==== INFORMATION SHOWN
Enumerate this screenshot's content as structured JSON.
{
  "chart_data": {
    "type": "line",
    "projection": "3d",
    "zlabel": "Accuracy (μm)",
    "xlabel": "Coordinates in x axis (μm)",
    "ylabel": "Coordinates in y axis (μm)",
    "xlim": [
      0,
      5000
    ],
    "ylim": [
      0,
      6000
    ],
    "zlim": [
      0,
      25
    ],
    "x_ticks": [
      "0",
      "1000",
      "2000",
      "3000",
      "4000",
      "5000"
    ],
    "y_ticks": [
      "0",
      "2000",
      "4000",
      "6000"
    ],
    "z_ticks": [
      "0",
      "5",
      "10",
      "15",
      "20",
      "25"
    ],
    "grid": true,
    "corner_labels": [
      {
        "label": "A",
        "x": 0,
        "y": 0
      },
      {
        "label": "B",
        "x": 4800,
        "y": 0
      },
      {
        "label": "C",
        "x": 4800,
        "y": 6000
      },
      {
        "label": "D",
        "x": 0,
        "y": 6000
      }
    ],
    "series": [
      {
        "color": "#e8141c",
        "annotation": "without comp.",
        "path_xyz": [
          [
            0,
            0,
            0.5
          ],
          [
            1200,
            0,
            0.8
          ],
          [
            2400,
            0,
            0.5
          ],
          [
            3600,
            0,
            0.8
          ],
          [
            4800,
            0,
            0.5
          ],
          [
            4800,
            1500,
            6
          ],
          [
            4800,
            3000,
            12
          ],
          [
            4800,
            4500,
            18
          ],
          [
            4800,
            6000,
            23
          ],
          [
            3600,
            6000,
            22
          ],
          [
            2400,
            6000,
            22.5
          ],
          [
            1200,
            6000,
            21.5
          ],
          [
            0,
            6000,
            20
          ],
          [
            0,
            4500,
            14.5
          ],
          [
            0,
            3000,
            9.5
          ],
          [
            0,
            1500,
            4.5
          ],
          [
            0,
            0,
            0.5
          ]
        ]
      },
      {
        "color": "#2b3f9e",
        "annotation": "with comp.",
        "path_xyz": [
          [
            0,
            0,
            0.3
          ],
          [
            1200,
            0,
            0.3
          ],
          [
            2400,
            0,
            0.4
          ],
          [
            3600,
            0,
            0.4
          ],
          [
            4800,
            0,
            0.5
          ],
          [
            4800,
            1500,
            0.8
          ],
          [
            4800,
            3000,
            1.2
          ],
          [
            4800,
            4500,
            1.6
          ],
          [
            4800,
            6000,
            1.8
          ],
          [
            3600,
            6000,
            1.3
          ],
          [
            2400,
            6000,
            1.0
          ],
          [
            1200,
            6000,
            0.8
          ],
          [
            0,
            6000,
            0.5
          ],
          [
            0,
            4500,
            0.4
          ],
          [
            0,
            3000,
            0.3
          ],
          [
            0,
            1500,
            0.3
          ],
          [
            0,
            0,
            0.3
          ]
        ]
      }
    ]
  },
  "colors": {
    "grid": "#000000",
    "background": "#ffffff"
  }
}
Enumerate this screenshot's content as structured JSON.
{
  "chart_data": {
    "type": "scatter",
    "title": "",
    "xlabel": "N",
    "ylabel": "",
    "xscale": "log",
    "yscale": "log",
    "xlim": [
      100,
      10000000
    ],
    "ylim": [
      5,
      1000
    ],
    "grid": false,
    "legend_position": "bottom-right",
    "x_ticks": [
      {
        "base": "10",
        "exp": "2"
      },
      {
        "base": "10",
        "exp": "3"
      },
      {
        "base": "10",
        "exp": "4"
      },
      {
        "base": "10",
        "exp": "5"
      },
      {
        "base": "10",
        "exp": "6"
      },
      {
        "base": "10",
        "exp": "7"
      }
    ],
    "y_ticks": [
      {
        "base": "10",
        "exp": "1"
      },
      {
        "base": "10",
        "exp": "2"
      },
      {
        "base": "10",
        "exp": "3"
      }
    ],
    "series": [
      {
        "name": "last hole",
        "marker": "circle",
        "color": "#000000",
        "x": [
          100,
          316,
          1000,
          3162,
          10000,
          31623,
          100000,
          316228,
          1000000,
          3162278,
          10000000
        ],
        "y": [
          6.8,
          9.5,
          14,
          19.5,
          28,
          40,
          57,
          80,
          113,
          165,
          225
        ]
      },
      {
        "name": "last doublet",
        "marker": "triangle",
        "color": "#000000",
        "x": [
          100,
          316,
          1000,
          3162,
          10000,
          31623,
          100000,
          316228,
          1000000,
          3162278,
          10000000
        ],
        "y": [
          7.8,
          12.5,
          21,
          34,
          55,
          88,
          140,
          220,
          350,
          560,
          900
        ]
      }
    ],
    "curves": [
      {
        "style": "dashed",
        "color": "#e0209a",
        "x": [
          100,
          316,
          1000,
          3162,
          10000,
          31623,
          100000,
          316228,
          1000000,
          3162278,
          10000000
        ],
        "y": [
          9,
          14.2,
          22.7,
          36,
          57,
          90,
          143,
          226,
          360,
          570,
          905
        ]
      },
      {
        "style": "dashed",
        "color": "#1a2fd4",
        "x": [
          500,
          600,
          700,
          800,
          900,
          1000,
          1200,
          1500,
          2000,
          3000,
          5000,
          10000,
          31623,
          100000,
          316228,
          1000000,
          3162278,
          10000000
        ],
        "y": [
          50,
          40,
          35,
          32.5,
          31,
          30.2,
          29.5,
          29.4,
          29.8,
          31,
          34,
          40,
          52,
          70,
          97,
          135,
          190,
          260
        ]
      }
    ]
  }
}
========
▸ **EXERCISE TASK**:
What is needed here is an exact reproduction of all the entries.

▸ **EXERCISE RESULT**:
Enumerate this screenshot's content as structured JSON.
{
  "chart_data": {
    "type": "line",
    "projection": "3d",
    "zlabel": "Accuracy (μm)",
    "xlabel": "Coordinates in x axis (μm)",
    "ylabel": "Coordinates in y axis (μm)",
    "xlim": [
      0,
      5000
    ],
    "ylim": [
      0,
      6000
    ],
    "zlim": [
      0,
      25
    ],
    "x_ticks": [
      "0",
      "1000",
      "2000",
      "3000",
      "4000",
      "5000"
    ],
    "y_ticks": [
      "0",
      "2000",
      "4000",
      "6000"
    ],
    "z_ticks": [
      "0",
      "5",
      "10",
      "15",
      "20",
      "25"
    ],
    "grid": true,
    "corner_labels": [
      {
        "label": "A",
        "x": 0,
        "y": 0
      },
      {
        "label": "B",
        "x": 4800,
        "y": 0
      },
      {
        "label": "C",
        "x": 4800,
        "y": 6000
      },
      {
        "label": "D",
        "x": 0,
        "y": 6000
      }
    ],
    "series": [
      {
        "color": "#e8141c",
        "annotation": "without comp.",
        "path_xyz": [
          [
            0,
            0,
            0.5
          ],
          [
            1200,
            0,
            0.8
          ],
          [
            2400,
            0,
            0.5
          ],
          [
            3600,
            0,
            0.8
          ],
          [
            4800,
            0,
            0.5
          ],
          [
            4800,
            1500,
            6
          ],
          [
            4800,
            3000,
            12
          ],
          [
            4800,
            4500,
            18
          ],
          [
            4800,
            6000,
            23
          ],
          [
            3600,
            6000,
            22
          ],
          [
            2400,
            6000,
            22.5
          ],
          [
            1200,
            6000,
            21.5
          ],
          [
            0,
            6000,
            20
          ],
          [
            0,
            4500,
            14.5
          ],
          [
            0,
            3000,
            9.5
          ],
          [
            0,
            1500,
            4.5
          ],
          [
            0,
            0,
            0.5
          ]
        ]
      },
      {
        "color": "#2b3f9e",
        "annotation": "with comp.",
        "path_xyz": [
          [
            0,
            0,
            0.3
          ],
          [
            1200,
            0,
            0.3
          ],
          [
            2400,
            0,
            0.4
          ],
          [
            3600,
            0,
            0.4
          ],
          [
            4800,
            0,
            0.5
          ],
          [
            4800,
            1500,
            0.8
          ],
          [
            4800,
            3000,
            1.2
          ],
          [
            4800,
            4500,
            1.6
          ],
          [
            4800,
            6000,
            1.8
          ],
          [
            3600,
            6000,
            1.3
          ],
          [
            2400,
            6000,
            1.0
          ],
          [
            1200,
            6000,
            0.8
          ],
          [
            0,
            6000,
            0.5
          ],
          [
            0,
            4500,
            0.4
          ],
          [
            0,
            3000,
            0.3
          ],
          [
            0,
            1500,
            0.3
          ],
          [
            0,
            0,
            0.3
          ]
        ]
      }
    ]
  },
  "colors": {
    "grid": "#000000",
    "background": "#ffffff"
  }
}
Enumerate this screenshot's content as structured JSON.
{
  "chart_data": {
    "type": "scatter",
    "title": "",
    "xlabel": "N",
    "ylabel": "",
    "xscale": "log",
    "yscale": "log",
    "xlim": [
      100,
      10000000
    ],
    "ylim": [
      5,
      1000
    ],
    "grid": false,
    "legend_position": "bottom-right",
    "x_ticks": [
      {
        "base": "10",
        "exp": "2"
      },
      {
        "base": "10",
        "exp": "3"
      },
      {
        "base": "10",
        "exp": "4"
      },
      {
        "base": "10",
        "exp": "5"
      },
      {
        "base": "10",
        "exp": "6"
      },
      {
        "base": "10",
        "exp": "7"
      }
    ],
    "y_ticks": [
      {
        "base": "10",
        "exp": "1"
      },
      {
        "base": "10",
        "exp": "2"
      },
      {
        "base": "10",
        "exp": "3"
      }
    ],
    "series": [
      {
        "name": "last hole",
        "marker": "circle",
        "color": "#000000",
        "x": [
          100,
          316,
          1000,
          3162,
          10000,
          31623,
          100000,
          316228,
          1000000,
          3162278,
          10000000
        ],
        "y": [
          6.8,
          9.5,
          14,
          19.5,
          28,
          40,
          57,
          80,
          113,
          165,
          225
        ]
      },
      {
        "name": "last doublet",
        "marker": "triangle",
        "color": "#000000",
        "x": [
          100,
          316,
          1000,
          3162,
          10000,
          31623,
          100000,
          316228,
          1000000,
          3162278,
          10000000
        ],
        "y": [
          7.8,
          12.5,
          21,
          34,
          55,
          88,
          140,
          220,
          350,
          560,
          900
        ]
      }
    ],
    "curves": [
      {
        "style": "dashed",
        "color": "#e0209a",
        "x": [
          100,
          316,
          1000,
          3162,
          10000,
          31623,
          100000,
          316228,
          1000000,
          3162278,
          10000000
        ],
        "y": [
          9,
          14.2,
          22.7,
          36,
          57,
          90,
          143,
          226,
          360,
          570,
          905
        ]
      },
      {
        "style": "dashed",
        "color": "#1a2fd4",
        "x": [
          500,
          600,
          700,
          800,
          900,
          1000,
          1200,
          1500,
          2000,
          3000,
          5000,
          10000,
          31623,
          100000,
          316228,
          1000000,
          3162278,
          10000000
        ],
        "y": [
          50,
          40,
          35,
          32.5,
          31,
          30.2,
          29.5,
          29.4,
          29.8,
          31,
          34,
          40,
          52,
          70,
          97,
          135,
          190,
          260
        ]
      }
    ]
  }
}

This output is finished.